[start of RECORDS PROVIDED]

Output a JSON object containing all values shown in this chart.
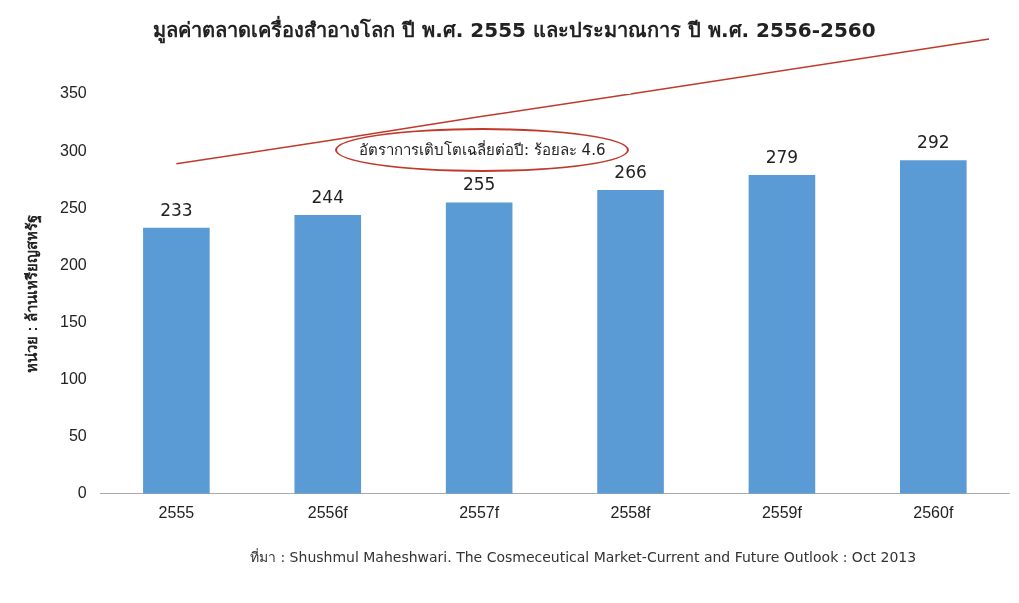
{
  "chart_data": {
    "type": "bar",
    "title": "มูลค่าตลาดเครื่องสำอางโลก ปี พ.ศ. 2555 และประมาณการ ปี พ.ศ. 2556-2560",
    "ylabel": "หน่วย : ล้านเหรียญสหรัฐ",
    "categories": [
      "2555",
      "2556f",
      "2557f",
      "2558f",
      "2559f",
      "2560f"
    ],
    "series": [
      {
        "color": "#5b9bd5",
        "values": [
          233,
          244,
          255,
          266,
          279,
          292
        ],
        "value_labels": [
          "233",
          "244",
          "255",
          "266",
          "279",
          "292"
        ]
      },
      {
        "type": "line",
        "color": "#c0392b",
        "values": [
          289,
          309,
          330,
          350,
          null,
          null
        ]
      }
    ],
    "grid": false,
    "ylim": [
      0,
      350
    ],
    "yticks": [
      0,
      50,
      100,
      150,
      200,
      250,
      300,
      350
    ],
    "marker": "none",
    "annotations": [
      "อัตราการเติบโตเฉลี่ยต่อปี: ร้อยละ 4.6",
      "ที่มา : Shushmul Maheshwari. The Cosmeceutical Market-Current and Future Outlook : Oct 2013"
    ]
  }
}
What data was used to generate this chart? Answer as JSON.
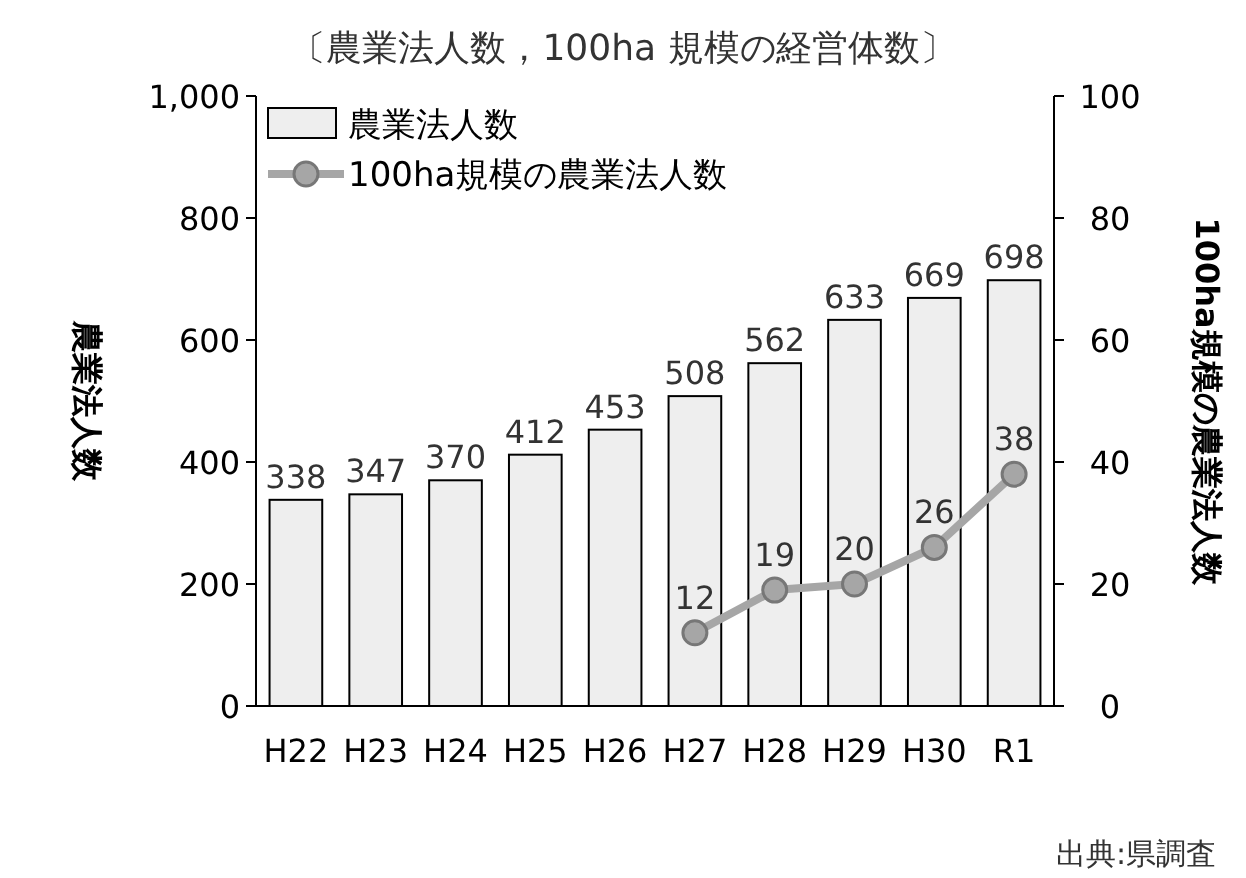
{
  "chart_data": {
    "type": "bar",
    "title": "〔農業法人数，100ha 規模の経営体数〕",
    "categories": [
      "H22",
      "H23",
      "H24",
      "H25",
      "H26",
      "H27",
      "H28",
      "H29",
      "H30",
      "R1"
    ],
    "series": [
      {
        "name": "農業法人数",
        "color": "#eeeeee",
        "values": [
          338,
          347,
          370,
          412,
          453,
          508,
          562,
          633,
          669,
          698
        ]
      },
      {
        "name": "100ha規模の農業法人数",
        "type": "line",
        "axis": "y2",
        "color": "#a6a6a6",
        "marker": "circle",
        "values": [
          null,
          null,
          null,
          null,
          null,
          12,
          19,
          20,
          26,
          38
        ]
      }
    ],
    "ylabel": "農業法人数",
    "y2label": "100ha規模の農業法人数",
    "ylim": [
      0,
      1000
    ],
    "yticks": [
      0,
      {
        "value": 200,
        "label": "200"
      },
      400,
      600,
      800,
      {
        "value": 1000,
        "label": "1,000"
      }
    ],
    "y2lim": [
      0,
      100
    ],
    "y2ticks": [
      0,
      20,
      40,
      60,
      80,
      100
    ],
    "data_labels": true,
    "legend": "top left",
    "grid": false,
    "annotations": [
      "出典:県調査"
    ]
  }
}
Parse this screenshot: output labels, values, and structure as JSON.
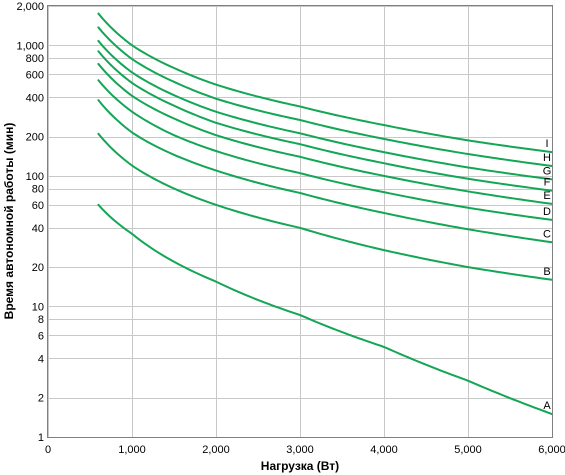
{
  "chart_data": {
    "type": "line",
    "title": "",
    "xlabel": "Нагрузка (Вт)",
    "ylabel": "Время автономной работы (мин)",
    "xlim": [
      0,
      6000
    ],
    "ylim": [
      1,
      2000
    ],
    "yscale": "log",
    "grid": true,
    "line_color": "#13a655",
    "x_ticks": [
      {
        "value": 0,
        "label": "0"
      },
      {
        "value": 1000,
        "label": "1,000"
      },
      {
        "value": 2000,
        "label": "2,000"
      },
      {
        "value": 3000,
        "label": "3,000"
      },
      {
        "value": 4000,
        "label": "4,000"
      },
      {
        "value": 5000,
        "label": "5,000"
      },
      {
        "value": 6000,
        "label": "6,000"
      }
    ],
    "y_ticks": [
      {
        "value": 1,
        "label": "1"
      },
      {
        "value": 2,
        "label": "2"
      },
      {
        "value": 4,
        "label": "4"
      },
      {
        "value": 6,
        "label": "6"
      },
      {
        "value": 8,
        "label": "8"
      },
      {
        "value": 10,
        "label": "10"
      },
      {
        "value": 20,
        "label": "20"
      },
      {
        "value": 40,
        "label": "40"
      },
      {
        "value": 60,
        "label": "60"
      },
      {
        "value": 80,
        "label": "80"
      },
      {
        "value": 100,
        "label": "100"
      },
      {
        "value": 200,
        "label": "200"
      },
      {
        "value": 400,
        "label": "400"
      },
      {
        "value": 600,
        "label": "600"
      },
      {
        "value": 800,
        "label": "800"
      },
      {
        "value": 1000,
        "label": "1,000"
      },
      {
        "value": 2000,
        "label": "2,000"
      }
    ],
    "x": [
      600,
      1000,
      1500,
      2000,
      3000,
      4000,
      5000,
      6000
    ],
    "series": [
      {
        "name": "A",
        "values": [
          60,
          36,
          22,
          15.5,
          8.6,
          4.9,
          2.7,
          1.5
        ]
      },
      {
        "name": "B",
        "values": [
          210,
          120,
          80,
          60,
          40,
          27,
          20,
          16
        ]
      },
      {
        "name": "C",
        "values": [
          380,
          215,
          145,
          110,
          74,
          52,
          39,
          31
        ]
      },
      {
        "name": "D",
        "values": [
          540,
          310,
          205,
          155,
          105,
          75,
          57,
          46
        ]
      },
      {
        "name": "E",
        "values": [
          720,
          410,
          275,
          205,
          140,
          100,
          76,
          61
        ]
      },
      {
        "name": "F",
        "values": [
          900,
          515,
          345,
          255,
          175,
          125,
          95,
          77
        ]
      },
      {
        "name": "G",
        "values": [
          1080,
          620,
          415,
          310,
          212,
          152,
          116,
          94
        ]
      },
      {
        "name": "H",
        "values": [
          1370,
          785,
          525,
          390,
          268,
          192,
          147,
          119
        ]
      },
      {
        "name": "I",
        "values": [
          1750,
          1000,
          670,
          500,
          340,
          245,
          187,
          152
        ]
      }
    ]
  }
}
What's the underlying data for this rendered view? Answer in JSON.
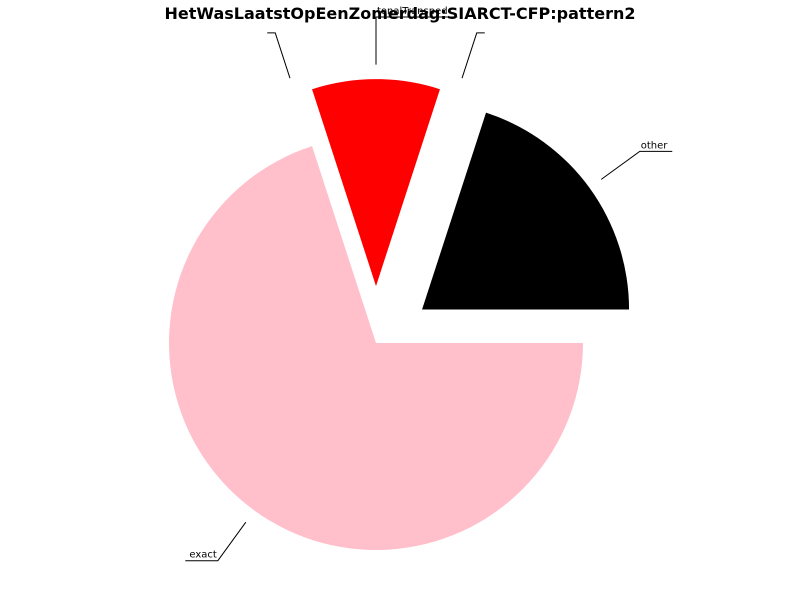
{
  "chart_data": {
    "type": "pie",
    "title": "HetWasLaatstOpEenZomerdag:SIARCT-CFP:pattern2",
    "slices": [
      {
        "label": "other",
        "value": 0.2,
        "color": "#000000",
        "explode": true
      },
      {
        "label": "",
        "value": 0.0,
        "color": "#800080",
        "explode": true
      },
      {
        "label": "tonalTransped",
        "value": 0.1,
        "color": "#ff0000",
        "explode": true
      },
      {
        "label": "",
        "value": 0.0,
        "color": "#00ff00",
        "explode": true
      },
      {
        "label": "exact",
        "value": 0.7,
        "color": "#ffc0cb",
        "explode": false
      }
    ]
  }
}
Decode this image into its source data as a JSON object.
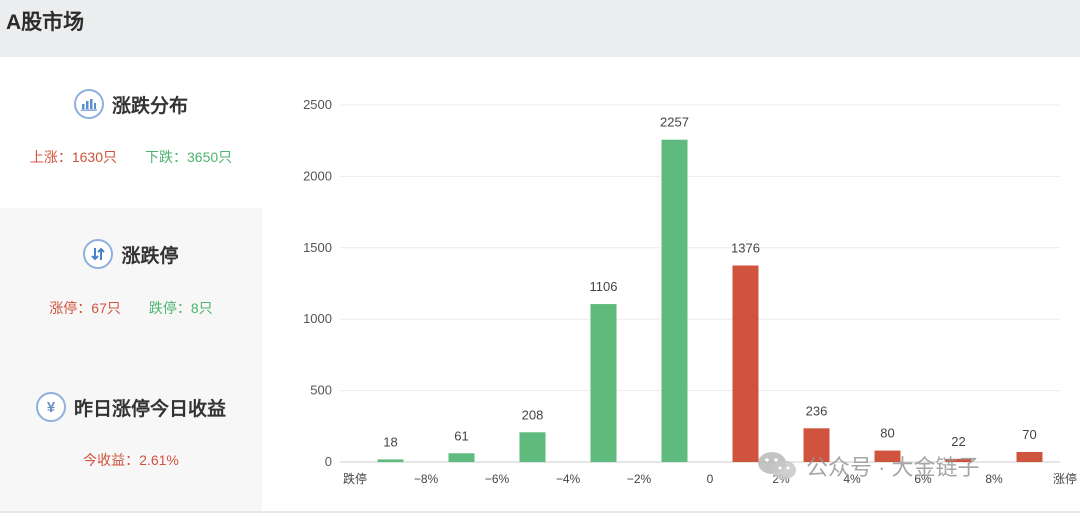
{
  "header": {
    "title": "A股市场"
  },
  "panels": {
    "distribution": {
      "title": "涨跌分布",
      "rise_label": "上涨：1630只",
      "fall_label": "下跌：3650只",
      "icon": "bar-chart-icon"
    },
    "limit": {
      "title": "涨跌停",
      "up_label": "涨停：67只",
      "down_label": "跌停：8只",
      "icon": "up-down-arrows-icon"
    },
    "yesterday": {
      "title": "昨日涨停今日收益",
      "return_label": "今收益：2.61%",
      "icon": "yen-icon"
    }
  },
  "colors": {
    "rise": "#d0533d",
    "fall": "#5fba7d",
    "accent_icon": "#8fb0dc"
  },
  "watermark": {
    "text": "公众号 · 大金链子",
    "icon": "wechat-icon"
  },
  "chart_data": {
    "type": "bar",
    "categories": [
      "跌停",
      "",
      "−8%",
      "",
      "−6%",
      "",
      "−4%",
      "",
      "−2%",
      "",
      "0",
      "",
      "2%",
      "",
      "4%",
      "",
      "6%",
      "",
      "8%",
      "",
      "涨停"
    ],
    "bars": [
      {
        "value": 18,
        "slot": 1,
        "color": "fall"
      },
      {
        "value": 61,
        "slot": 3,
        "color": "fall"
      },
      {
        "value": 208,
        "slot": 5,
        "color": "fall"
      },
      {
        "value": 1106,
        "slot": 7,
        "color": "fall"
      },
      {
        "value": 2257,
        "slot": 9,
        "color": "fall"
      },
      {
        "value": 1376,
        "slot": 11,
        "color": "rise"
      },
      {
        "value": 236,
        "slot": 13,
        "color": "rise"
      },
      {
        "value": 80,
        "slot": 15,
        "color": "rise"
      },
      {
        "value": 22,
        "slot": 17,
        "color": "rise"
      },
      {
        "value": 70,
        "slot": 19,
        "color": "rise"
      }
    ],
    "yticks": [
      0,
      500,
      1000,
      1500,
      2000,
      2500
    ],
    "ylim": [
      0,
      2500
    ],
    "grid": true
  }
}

[end of RECORDS PROVIDED]

Report the count of lines in the entries that contain the string "Answer", and nothing besides it.

2